AIM: Copy the records below word for word, omitting the pictures from your copy.

MATERIAL SUPPLIED:
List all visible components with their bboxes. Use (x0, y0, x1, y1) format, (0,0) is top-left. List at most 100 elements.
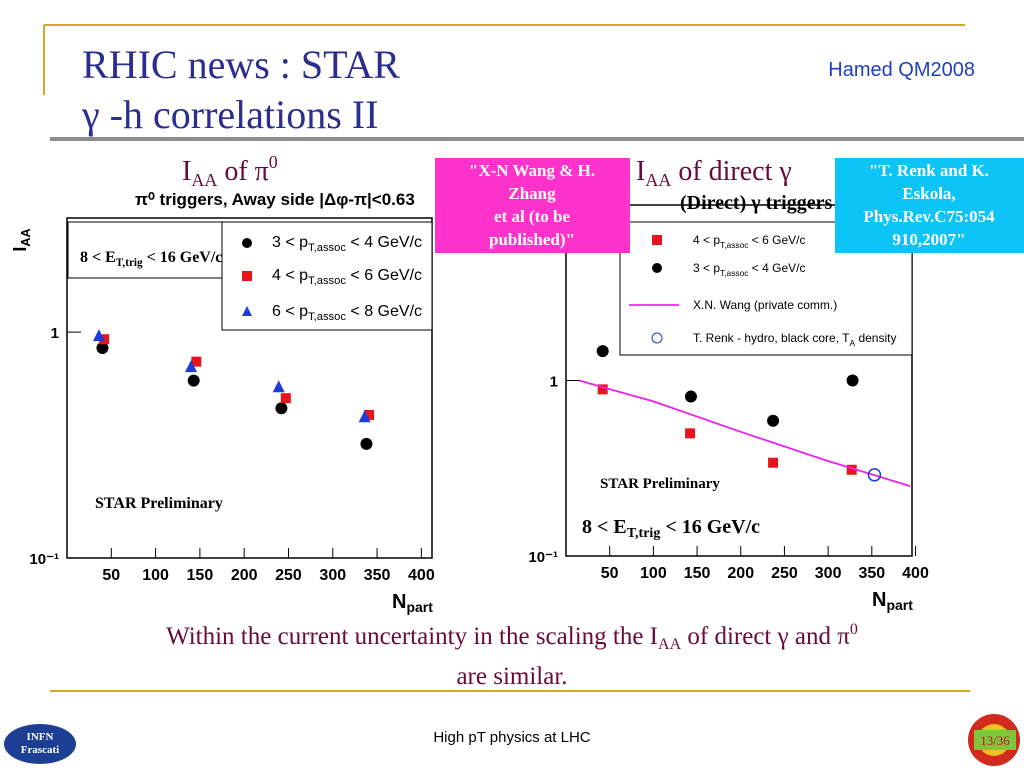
conclusion: Within the current uncertainty in the sc… (166, 621, 858, 653)
y-tick-label: 10⁻¹ (528, 549, 558, 566)
marker (685, 428, 696, 439)
x-tick-label: 350 (364, 567, 391, 584)
text: Within the current uncertainty in the sc… (166, 623, 658, 650)
x-tick-label: 250 (771, 565, 798, 582)
note-line: Phys.Rev.C75:054 (863, 207, 995, 226)
x-axis-label: Npart (872, 589, 913, 613)
text-part: < 16 GeV/c (143, 249, 223, 266)
marker (99, 334, 110, 345)
subscript: AA (645, 170, 671, 190)
note: "X-N Wang & H. Zhang et al (to be publis… (469, 161, 595, 249)
text-part: < 16 GeV/c (660, 516, 760, 538)
marker (597, 384, 608, 395)
superscript: 0 (269, 152, 278, 172)
text-part: N (392, 591, 406, 613)
logo-text: INFN (27, 731, 54, 743)
x-tick-label: 50 (102, 567, 120, 584)
annotation: STAR Preliminary (95, 495, 223, 512)
footer-text: High pT physics at LHC (433, 729, 590, 746)
text-part: part (406, 599, 433, 615)
text: of direct γ (671, 156, 791, 187)
text-part: T,trig (627, 526, 661, 541)
marker (846, 374, 859, 387)
legend-box (221, 221, 433, 331)
title: RHIC news : STAR (82, 42, 400, 87)
text-part: < 6 GeV/c (346, 267, 422, 284)
text-part: density (855, 331, 896, 345)
text-part: STAR Preliminary (600, 476, 720, 492)
y-axis-label: IAA (10, 228, 33, 251)
x-tick-label: 200 (231, 567, 258, 584)
marker (187, 374, 200, 387)
page-badge (974, 730, 1016, 750)
text-part: < 4 GeV/c (748, 261, 805, 275)
annotation: 8 < ET,trig < 16 GeV/c (80, 249, 222, 269)
subscript: AA (658, 636, 682, 653)
x-tick-label: 400 (902, 565, 929, 582)
x-tick-label: 400 (408, 567, 435, 584)
subscript: AA (191, 170, 217, 190)
marker (364, 409, 375, 420)
text-part: 6 < p (272, 303, 308, 320)
x-tick-label: 300 (815, 565, 842, 582)
text-part: X.N. Wang (private comm.) (693, 298, 837, 312)
legend-label: 3 < pT,assoc < 4 GeV/c (272, 234, 422, 254)
text-part: 3 < p (693, 261, 720, 275)
text: I (636, 156, 645, 187)
page-number: 13/36 (980, 733, 1010, 748)
title: γ -h correlations II (81, 92, 378, 137)
marker (596, 345, 609, 358)
legend-label: T. Renk - hydro, black core, TA density (693, 331, 896, 348)
text-part: < 4 GeV/c (346, 234, 422, 251)
text-part: part (886, 597, 913, 613)
author: Hamed QM2008 (828, 59, 975, 81)
text-part: T,assoc (720, 268, 748, 278)
legend-swatch (242, 306, 252, 316)
text-part: T,assoc (308, 311, 346, 323)
marker (275, 402, 288, 415)
panel-heading: IAA of direct γ (636, 156, 792, 190)
text-part: T. Renk - hydro, black core, T (693, 331, 850, 345)
note-line: published)" (489, 230, 575, 249)
legend-swatch (652, 235, 662, 245)
legend-label: 4 < pT,assoc < 6 GeV/c (272, 267, 422, 287)
marker (360, 437, 373, 450)
marker (768, 457, 779, 468)
x-tick-label: 150 (684, 565, 711, 582)
marker (92, 329, 105, 342)
note-box (435, 158, 630, 253)
text-part: AA (19, 228, 33, 246)
panel-heading: IAA of π0 (182, 152, 278, 190)
text-part: T,assoc (308, 275, 346, 287)
text-part: T,assoc (720, 240, 748, 250)
marker (358, 410, 371, 423)
text-part: 4 < p (272, 267, 308, 284)
x-tick-label: 350 (858, 565, 885, 582)
marker (846, 464, 857, 475)
legend-swatch (242, 271, 252, 281)
marker (280, 393, 291, 404)
marker (767, 414, 780, 427)
marker (684, 390, 697, 403)
annotation: STAR Preliminary (600, 476, 720, 492)
x-tick-label: 250 (275, 567, 302, 584)
plot: π⁰ triggers, Away side |Δφ-π|<0.63 50 100 1… (10, 190, 435, 615)
text: of π (217, 156, 268, 187)
text-part: STAR Preliminary (95, 495, 223, 512)
marker (96, 342, 109, 355)
conclusion: are similar. (456, 663, 567, 690)
note-line: "T. Renk and K. (869, 161, 989, 180)
text-part: T,assoc (308, 242, 346, 254)
legend-label: 6 < pT,assoc < 8 GeV/c (272, 303, 422, 323)
text-part: 4 < p (693, 233, 720, 247)
x-tick-label: 200 (727, 565, 754, 582)
annotation: 8 < ET,trig < 16 GeV/c (582, 516, 760, 541)
marker (867, 468, 882, 482)
text-part: 3 < p (272, 234, 308, 251)
marker (191, 356, 202, 367)
x-tick-label: 100 (142, 567, 169, 584)
text: I (182, 156, 191, 187)
x-tick-label: 150 (187, 567, 214, 584)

OUTPUT OF THE TASK:
List all visible components with their bboxes. Use (x0, y0, x1, y1) format, (0,0) is top-left. List at most 100 elements.
conclusion: Within the current uncertainty in the sc… (166, 621, 858, 653)
y-tick-label: 10⁻¹ (528, 549, 558, 566)
marker (685, 428, 696, 439)
x-tick-label: 350 (364, 567, 391, 584)
text: Within the current uncertainty in the sc… (166, 623, 658, 650)
x-tick-label: 250 (771, 565, 798, 582)
note-line: Phys.Rev.C75:054 (863, 207, 995, 226)
x-axis-label: Npart (872, 589, 913, 613)
text-part: < 16 GeV/c (143, 249, 223, 266)
marker (99, 334, 110, 345)
subscript: AA (645, 170, 671, 190)
note: "X-N Wang & H. Zhang et al (to be publis… (469, 161, 595, 249)
text-part: < 16 GeV/c (660, 516, 760, 538)
marker (597, 384, 608, 395)
superscript: 0 (269, 152, 278, 172)
text-part: N (392, 591, 406, 613)
logo-text: INFN (27, 731, 54, 743)
x-tick-label: 50 (102, 567, 120, 584)
annotation: STAR Preliminary (95, 495, 223, 512)
footer-text: High pT physics at LHC (433, 729, 590, 746)
text-part: part (406, 599, 433, 615)
text: of direct γ (671, 156, 791, 187)
text-part: T,trig (627, 526, 661, 541)
marker (846, 374, 859, 387)
legend-box (221, 221, 433, 331)
title: RHIC news : STAR (82, 42, 400, 87)
text-part: < 6 GeV/c (346, 267, 422, 284)
text-part: density (855, 331, 896, 345)
text-part: STAR Preliminary (600, 476, 720, 492)
y-axis-label: IAA (10, 228, 33, 251)
x-tick-label: 200 (231, 567, 258, 584)
marker (187, 374, 200, 387)
page-badge (974, 730, 1016, 750)
text-part: < 4 GeV/c (748, 261, 805, 275)
annotation: 8 < ET,trig < 16 GeV/c (80, 249, 222, 269)
subscript: AA (658, 636, 682, 653)
x-tick-label: 400 (902, 565, 929, 582)
x-tick-label: 400 (408, 567, 435, 584)
subscript: AA (191, 170, 217, 190)
marker (364, 409, 375, 420)
text-part: 6 < p (272, 303, 308, 320)
x-tick-label: 300 (815, 565, 842, 582)
text-part: X.N. Wang (private comm.) (693, 298, 837, 312)
legend-label: 3 < pT,assoc < 4 GeV/c (272, 234, 422, 254)
text-part: 3 < p (693, 261, 720, 275)
text: I (636, 156, 645, 187)
page-number: 13/36 (980, 733, 1010, 748)
title: γ -h correlations II (81, 92, 378, 137)
marker (596, 345, 609, 358)
legend-label: T. Renk - hydro, black core, TA density (693, 331, 896, 348)
text-part: < 4 GeV/c (346, 234, 422, 251)
text-part: part (886, 597, 913, 613)
author: Hamed QM2008 (828, 59, 975, 81)
text-part: T,assoc (720, 268, 748, 278)
legend-swatch (242, 306, 252, 316)
text-part: T,assoc (308, 311, 346, 323)
marker (275, 402, 288, 415)
panel-heading: IAA of direct γ (636, 156, 792, 190)
text-part: T. Renk - hydro, black core, T (693, 331, 850, 345)
note-line: published)" (489, 230, 575, 249)
legend-swatch (652, 235, 662, 245)
legend-label: 4 < pT,assoc < 6 GeV/c (272, 267, 422, 287)
marker (360, 437, 373, 450)
marker (768, 457, 779, 468)
x-tick-label: 150 (684, 565, 711, 582)
marker (92, 329, 105, 342)
note-box (435, 158, 630, 253)
text-part: AA (19, 228, 33, 246)
panel-heading: IAA of π0 (182, 152, 278, 190)
text-part: T,assoc (308, 275, 346, 287)
text-part: T,assoc (720, 240, 748, 250)
marker (358, 410, 371, 423)
text-part: 4 < p (272, 267, 308, 284)
x-tick-label: 350 (858, 565, 885, 582)
marker (846, 464, 857, 475)
legend-swatch (242, 271, 252, 281)
marker (280, 393, 291, 404)
marker (767, 414, 780, 427)
marker (684, 390, 697, 403)
annotation: STAR Preliminary (600, 476, 720, 492)
x-tick-label: 250 (275, 567, 302, 584)
plot: π⁰ triggers, Away side |Δφ-π|<0.63 50 100 1… (10, 190, 435, 615)
text: of π (217, 156, 268, 187)
text-part: STAR Preliminary (95, 495, 223, 512)
marker (96, 342, 109, 355)
conclusion: are similar. (456, 663, 567, 690)
note-line: "T. Renk and K. (869, 161, 989, 180)
text-part: T,assoc (308, 242, 346, 254)
legend-label: 6 < pT,assoc < 8 GeV/c (272, 303, 422, 323)
text-part: 4 < p (693, 233, 720, 247)
x-tick-label: 200 (727, 565, 754, 582)
annotation: 8 < ET,trig < 16 GeV/c (582, 516, 760, 541)
marker (867, 468, 882, 482)
text-part: 3 < p (272, 234, 308, 251)
marker (191, 356, 202, 367)
x-tick-label: 100 (142, 567, 169, 584)
text: I (182, 156, 191, 187)
x-tick-label: 150 (187, 567, 214, 584)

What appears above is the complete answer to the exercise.